▶ [Aim of the exercise]:
Return each entry exactly, omitting nothing.
── Given records ──
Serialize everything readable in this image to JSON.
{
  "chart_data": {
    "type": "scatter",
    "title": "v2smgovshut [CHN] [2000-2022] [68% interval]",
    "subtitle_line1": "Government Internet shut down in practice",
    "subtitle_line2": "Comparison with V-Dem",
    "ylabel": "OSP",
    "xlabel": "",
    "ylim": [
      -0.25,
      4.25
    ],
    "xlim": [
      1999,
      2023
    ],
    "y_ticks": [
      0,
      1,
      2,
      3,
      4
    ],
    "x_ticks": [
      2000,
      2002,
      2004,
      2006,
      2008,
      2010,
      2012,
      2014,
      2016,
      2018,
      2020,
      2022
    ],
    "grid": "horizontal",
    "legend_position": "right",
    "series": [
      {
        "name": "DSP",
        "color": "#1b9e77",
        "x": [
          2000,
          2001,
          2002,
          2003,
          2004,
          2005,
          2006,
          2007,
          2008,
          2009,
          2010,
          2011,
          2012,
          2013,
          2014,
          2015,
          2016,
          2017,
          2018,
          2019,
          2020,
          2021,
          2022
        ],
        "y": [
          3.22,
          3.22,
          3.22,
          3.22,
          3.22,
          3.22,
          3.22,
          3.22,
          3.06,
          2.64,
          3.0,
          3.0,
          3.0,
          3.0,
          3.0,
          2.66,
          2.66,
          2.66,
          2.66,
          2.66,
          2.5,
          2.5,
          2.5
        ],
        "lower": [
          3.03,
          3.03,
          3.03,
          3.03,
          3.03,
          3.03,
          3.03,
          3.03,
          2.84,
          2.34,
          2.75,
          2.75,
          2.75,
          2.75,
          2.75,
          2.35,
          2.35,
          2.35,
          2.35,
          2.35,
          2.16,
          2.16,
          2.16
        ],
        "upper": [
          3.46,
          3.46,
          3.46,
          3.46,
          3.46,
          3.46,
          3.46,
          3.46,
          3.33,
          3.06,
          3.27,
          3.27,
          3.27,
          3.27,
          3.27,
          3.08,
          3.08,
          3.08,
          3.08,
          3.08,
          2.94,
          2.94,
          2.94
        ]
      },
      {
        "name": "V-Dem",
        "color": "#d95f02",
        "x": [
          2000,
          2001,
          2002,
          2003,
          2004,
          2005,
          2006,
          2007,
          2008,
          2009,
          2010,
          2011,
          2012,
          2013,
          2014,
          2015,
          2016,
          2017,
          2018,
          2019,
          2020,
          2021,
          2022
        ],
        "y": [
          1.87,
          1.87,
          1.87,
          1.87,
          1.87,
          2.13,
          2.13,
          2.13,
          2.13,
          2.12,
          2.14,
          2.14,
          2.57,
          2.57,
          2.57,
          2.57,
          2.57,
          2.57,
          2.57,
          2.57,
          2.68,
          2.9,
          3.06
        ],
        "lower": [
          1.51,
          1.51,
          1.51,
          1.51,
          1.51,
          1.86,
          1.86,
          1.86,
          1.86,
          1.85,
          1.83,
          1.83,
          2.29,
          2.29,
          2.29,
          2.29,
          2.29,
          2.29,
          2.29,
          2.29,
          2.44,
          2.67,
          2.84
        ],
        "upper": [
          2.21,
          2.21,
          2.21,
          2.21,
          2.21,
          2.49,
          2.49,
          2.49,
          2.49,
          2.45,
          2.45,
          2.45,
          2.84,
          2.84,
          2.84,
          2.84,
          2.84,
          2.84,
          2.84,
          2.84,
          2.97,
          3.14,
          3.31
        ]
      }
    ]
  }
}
───
▶ [Output below]:
Serialize everything readable in this image to JSON.
{
  "chart_data": {
    "type": "scatter",
    "title": "v2smgovshut [CHN] [2000-2022] [68% interval]",
    "subtitle_line1": "Government Internet shut down in practice",
    "subtitle_line2": "Comparison with V-Dem",
    "ylabel": "OSP",
    "xlabel": "",
    "ylim": [
      -0.25,
      4.25
    ],
    "xlim": [
      1999,
      2023
    ],
    "y_ticks": [
      0,
      1,
      2,
      3,
      4
    ],
    "x_ticks": [
      2000,
      2002,
      2004,
      2006,
      2008,
      2010,
      2012,
      2014,
      2016,
      2018,
      2020,
      2022
    ],
    "grid": "horizontal",
    "legend_position": "right",
    "series": [
      {
        "name": "DSP",
        "color": "#1b9e77",
        "x": [
          2000,
          2001,
          2002,
          2003,
          2004,
          2005,
          2006,
          2007,
          2008,
          2009,
          2010,
          2011,
          2012,
          2013,
          2014,
          2015,
          2016,
          2017,
          2018,
          2019,
          2020,
          2021,
          2022
        ],
        "y": [
          3.22,
          3.22,
          3.22,
          3.22,
          3.22,
          3.22,
          3.22,
          3.22,
          3.06,
          2.64,
          3.0,
          3.0,
          3.0,
          3.0,
          3.0,
          2.66,
          2.66,
          2.66,
          2.66,
          2.66,
          2.5,
          2.5,
          2.5
        ],
        "lower": [
          3.03,
          3.03,
          3.03,
          3.03,
          3.03,
          3.03,
          3.03,
          3.03,
          2.84,
          2.34,
          2.75,
          2.75,
          2.75,
          2.75,
          2.75,
          2.35,
          2.35,
          2.35,
          2.35,
          2.35,
          2.16,
          2.16,
          2.16
        ],
        "upper": [
          3.46,
          3.46,
          3.46,
          3.46,
          3.46,
          3.46,
          3.46,
          3.46,
          3.33,
          3.06,
          3.27,
          3.27,
          3.27,
          3.27,
          3.27,
          3.08,
          3.08,
          3.08,
          3.08,
          3.08,
          2.94,
          2.94,
          2.94
        ]
      },
      {
        "name": "V-Dem",
        "color": "#d95f02",
        "x": [
          2000,
          2001,
          2002,
          2003,
          2004,
          2005,
          2006,
          2007,
          2008,
          2009,
          2010,
          2011,
          2012,
          2013,
          2014,
          2015,
          2016,
          2017,
          2018,
          2019,
          2020,
          2021,
          2022
        ],
        "y": [
          1.87,
          1.87,
          1.87,
          1.87,
          1.87,
          2.13,
          2.13,
          2.13,
          2.13,
          2.12,
          2.14,
          2.14,
          2.57,
          2.57,
          2.57,
          2.57,
          2.57,
          2.57,
          2.57,
          2.57,
          2.68,
          2.9,
          3.06
        ],
        "lower": [
          1.51,
          1.51,
          1.51,
          1.51,
          1.51,
          1.86,
          1.86,
          1.86,
          1.86,
          1.85,
          1.83,
          1.83,
          2.29,
          2.29,
          2.29,
          2.29,
          2.29,
          2.29,
          2.29,
          2.29,
          2.44,
          2.67,
          2.84
        ],
        "upper": [
          2.21,
          2.21,
          2.21,
          2.21,
          2.21,
          2.49,
          2.49,
          2.49,
          2.49,
          2.45,
          2.45,
          2.45,
          2.84,
          2.84,
          2.84,
          2.84,
          2.84,
          2.84,
          2.84,
          2.84,
          2.97,
          3.14,
          3.31
        ]
      }
    ]
  }
}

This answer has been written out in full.